:: Exercise ::
Print every entry exactly as written.

:: Records provided ::
◇ ◇ ◇ ◇ ◇ ◇ ◇

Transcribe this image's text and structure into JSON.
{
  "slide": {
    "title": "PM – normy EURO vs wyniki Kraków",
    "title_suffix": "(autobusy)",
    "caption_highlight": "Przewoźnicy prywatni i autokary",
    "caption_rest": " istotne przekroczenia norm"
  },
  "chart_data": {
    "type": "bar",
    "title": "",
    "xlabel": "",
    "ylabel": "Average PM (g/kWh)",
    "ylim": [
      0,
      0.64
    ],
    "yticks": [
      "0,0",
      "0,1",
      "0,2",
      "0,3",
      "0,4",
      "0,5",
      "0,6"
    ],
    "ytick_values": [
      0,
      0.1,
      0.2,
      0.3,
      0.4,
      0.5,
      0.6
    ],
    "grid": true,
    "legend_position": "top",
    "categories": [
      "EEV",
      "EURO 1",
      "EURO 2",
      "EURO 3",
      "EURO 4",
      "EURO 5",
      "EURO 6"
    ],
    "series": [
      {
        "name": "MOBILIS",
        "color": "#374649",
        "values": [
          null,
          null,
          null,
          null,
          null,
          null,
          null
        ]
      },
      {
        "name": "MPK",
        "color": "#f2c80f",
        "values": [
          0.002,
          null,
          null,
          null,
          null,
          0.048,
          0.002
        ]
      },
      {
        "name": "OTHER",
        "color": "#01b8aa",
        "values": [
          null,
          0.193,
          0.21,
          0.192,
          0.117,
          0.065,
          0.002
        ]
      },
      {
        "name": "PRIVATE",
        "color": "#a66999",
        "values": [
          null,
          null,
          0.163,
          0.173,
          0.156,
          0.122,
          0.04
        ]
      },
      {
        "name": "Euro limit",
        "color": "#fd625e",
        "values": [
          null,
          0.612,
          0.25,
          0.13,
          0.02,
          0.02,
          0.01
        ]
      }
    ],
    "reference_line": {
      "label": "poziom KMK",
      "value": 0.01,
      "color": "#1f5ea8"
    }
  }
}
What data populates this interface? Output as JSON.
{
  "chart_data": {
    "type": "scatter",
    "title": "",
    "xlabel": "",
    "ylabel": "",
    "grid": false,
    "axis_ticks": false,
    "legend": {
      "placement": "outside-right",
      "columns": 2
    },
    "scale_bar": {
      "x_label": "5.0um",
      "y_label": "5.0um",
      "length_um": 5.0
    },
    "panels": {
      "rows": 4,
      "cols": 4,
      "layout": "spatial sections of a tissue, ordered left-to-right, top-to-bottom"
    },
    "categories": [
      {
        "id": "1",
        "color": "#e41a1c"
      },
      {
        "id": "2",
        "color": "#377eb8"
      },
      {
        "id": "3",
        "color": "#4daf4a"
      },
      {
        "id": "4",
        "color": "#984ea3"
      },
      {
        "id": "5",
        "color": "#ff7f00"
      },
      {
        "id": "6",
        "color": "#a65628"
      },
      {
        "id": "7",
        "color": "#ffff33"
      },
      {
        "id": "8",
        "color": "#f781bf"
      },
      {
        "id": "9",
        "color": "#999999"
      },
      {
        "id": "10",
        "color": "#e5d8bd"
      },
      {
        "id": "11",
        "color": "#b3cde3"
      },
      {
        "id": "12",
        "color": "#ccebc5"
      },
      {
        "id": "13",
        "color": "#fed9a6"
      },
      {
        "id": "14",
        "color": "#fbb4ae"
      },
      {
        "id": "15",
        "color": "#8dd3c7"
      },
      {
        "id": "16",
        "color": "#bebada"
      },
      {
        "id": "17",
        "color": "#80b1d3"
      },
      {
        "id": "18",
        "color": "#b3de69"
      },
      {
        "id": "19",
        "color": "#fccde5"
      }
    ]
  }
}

◇ ◇ ◇ ◇ ◇ ◇ ◇

:: Result for this task ::
Transcribe this image's text and structure into JSON.
{
  "slide": {
    "title": "PM – normy EURO vs wyniki Kraków",
    "title_suffix": "(autobusy)",
    "caption_highlight": "Przewoźnicy prywatni i autokary",
    "caption_rest": " istotne przekroczenia norm"
  },
  "chart_data": {
    "type": "bar",
    "title": "",
    "xlabel": "",
    "ylabel": "Average PM (g/kWh)",
    "ylim": [
      0,
      0.64
    ],
    "yticks": [
      "0,0",
      "0,1",
      "0,2",
      "0,3",
      "0,4",
      "0,5",
      "0,6"
    ],
    "ytick_values": [
      0,
      0.1,
      0.2,
      0.3,
      0.4,
      0.5,
      0.6
    ],
    "grid": true,
    "legend_position": "top",
    "categories": [
      "EEV",
      "EURO 1",
      "EURO 2",
      "EURO 3",
      "EURO 4",
      "EURO 5",
      "EURO 6"
    ],
    "series": [
      {
        "name": "MOBILIS",
        "color": "#374649",
        "values": [
          null,
          null,
          null,
          null,
          null,
          null,
          null
        ]
      },
      {
        "name": "MPK",
        "color": "#f2c80f",
        "values": [
          0.002,
          null,
          null,
          null,
          null,
          0.048,
          0.002
        ]
      },
      {
        "name": "OTHER",
        "color": "#01b8aa",
        "values": [
          null,
          0.193,
          0.21,
          0.192,
          0.117,
          0.065,
          0.002
        ]
      },
      {
        "name": "PRIVATE",
        "color": "#a66999",
        "values": [
          null,
          null,
          0.163,
          0.173,
          0.156,
          0.122,
          0.04
        ]
      },
      {
        "name": "Euro limit",
        "color": "#fd625e",
        "values": [
          null,
          0.612,
          0.25,
          0.13,
          0.02,
          0.02,
          0.01
        ]
      }
    ],
    "reference_line": {
      "label": "poziom KMK",
      "value": 0.01,
      "color": "#1f5ea8"
    }
  }
}
What data populates this interface? Output as JSON.
{
  "chart_data": {
    "type": "scatter",
    "title": "",
    "xlabel": "",
    "ylabel": "",
    "grid": false,
    "axis_ticks": false,
    "legend": {
      "placement": "outside-right",
      "columns": 2
    },
    "scale_bar": {
      "x_label": "5.0um",
      "y_label": "5.0um",
      "length_um": 5.0
    },
    "panels": {
      "rows": 4,
      "cols": 4,
      "layout": "spatial sections of a tissue, ordered left-to-right, top-to-bottom"
    },
    "categories": [
      {
        "id": "1",
        "color": "#e41a1c"
      },
      {
        "id": "2",
        "color": "#377eb8"
      },
      {
        "id": "3",
        "color": "#4daf4a"
      },
      {
        "id": "4",
        "color": "#984ea3"
      },
      {
        "id": "5",
        "color": "#ff7f00"
      },
      {
        "id": "6",
        "color": "#a65628"
      },
      {
        "id": "7",
        "color": "#ffff33"
      },
      {
        "id": "8",
        "color": "#f781bf"
      },
      {
        "id": "9",
        "color": "#999999"
      },
      {
        "id": "10",
        "color": "#e5d8bd"
      },
      {
        "id": "11",
        "color": "#b3cde3"
      },
      {
        "id": "12",
        "color": "#ccebc5"
      },
      {
        "id": "13",
        "color": "#fed9a6"
      },
      {
        "id": "14",
        "color": "#fbb4ae"
      },
      {
        "id": "15",
        "color": "#8dd3c7"
      },
      {
        "id": "16",
        "color": "#bebada"
      },
      {
        "id": "17",
        "color": "#80b1d3"
      },
      {
        "id": "18",
        "color": "#b3de69"
      },
      {
        "id": "19",
        "color": "#fccde5"
      }
    ]
  }
}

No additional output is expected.